• **Task goal**
Your task is to extract every line from the material below exactly.

--------------------------------------------------

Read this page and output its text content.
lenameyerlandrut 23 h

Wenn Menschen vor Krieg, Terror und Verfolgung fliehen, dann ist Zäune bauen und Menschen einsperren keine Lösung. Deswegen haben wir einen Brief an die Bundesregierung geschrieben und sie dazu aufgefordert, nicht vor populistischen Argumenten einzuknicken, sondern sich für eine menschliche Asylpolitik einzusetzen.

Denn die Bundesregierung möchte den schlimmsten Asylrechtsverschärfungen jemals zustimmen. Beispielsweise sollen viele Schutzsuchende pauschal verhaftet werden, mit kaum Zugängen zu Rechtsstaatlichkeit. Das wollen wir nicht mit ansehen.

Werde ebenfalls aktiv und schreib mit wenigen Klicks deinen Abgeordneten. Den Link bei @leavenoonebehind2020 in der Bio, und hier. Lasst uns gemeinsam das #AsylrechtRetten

--------------------------------------------------

• **Result of the task**
Read this page and output its text content.
lenameyerlandrut 23 h

Wenn Menschen vor Krieg, Terror und Verfolgung fliehen, dann ist Zäune bauen und Menschen einsperren keine Lösung. Deswegen haben wir einen Brief an die Bundesregierung geschrieben und sie dazu aufgefordert, nicht vor populistischen Argumenten einzuknicken, sondern sich für eine menschliche Asylpolitik einzusetzen.

Denn die Bundesregierung möchte den schlimmsten Asylrechtsverschärfungen jemals zustimmen. Beispielsweise sollen viele Schutzsuchende pauschal verhaftet werden, mit kaum Zugängen zu Rechtsstaatlichkeit. Das wollen wir nicht mit ansehen.

Werde ebenfalls aktiv und schreib mit wenigen Klicks deinen Abgeordneten. Den Link bei @leavenoonebehind2020 in der Bio, und hier. Lasst uns gemeinsam das #AsylrechtRetten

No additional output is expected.